What you need to do
Your task is to repeat all of the data exactly while excluding the pictures.

(Entries supplied Opens)

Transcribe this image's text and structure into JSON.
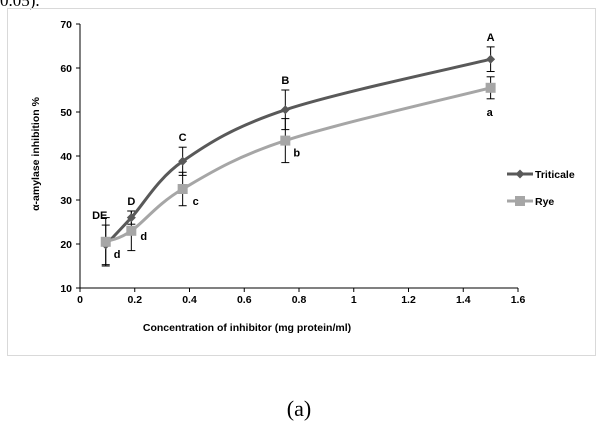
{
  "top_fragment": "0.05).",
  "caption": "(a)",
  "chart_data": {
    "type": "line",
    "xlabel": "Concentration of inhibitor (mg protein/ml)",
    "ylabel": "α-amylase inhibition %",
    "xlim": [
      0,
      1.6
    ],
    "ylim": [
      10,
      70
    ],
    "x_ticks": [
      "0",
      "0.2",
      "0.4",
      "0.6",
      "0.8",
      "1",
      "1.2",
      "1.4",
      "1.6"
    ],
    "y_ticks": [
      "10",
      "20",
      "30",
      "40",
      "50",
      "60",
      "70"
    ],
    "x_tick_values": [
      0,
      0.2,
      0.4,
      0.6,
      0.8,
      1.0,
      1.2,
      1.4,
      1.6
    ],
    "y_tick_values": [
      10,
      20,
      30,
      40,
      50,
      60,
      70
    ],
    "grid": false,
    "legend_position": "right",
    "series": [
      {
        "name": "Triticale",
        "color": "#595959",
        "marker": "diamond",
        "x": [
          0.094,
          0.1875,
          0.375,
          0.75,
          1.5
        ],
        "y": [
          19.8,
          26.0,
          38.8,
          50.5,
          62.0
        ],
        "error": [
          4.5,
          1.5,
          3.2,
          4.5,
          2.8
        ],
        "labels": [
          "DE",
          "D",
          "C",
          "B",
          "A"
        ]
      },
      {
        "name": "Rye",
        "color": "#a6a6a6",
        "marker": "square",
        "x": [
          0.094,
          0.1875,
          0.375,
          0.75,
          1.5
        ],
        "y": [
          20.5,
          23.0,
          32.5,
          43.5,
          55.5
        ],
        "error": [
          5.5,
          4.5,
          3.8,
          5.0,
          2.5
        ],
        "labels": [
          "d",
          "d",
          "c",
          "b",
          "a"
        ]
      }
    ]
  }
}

(Entries supplied Closes)

Expected answer
Transcribe this image's text and structure into JSON.
{
  "top_fragment": "0.05).",
  "caption": "(a)",
  "chart_data": {
    "type": "line",
    "xlabel": "Concentration of inhibitor (mg protein/ml)",
    "ylabel": "α-amylase inhibition %",
    "xlim": [
      0,
      1.6
    ],
    "ylim": [
      10,
      70
    ],
    "x_ticks": [
      "0",
      "0.2",
      "0.4",
      "0.6",
      "0.8",
      "1",
      "1.2",
      "1.4",
      "1.6"
    ],
    "y_ticks": [
      "10",
      "20",
      "30",
      "40",
      "50",
      "60",
      "70"
    ],
    "x_tick_values": [
      0,
      0.2,
      0.4,
      0.6,
      0.8,
      1.0,
      1.2,
      1.4,
      1.6
    ],
    "y_tick_values": [
      10,
      20,
      30,
      40,
      50,
      60,
      70
    ],
    "grid": false,
    "legend_position": "right",
    "series": [
      {
        "name": "Triticale",
        "color": "#595959",
        "marker": "diamond",
        "x": [
          0.094,
          0.1875,
          0.375,
          0.75,
          1.5
        ],
        "y": [
          19.8,
          26.0,
          38.8,
          50.5,
          62.0
        ],
        "error": [
          4.5,
          1.5,
          3.2,
          4.5,
          2.8
        ],
        "labels": [
          "DE",
          "D",
          "C",
          "B",
          "A"
        ]
      },
      {
        "name": "Rye",
        "color": "#a6a6a6",
        "marker": "square",
        "x": [
          0.094,
          0.1875,
          0.375,
          0.75,
          1.5
        ],
        "y": [
          20.5,
          23.0,
          32.5,
          43.5,
          55.5
        ],
        "error": [
          5.5,
          4.5,
          3.8,
          5.0,
          2.5
        ],
        "labels": [
          "d",
          "d",
          "c",
          "b",
          "a"
        ]
      }
    ]
  }
}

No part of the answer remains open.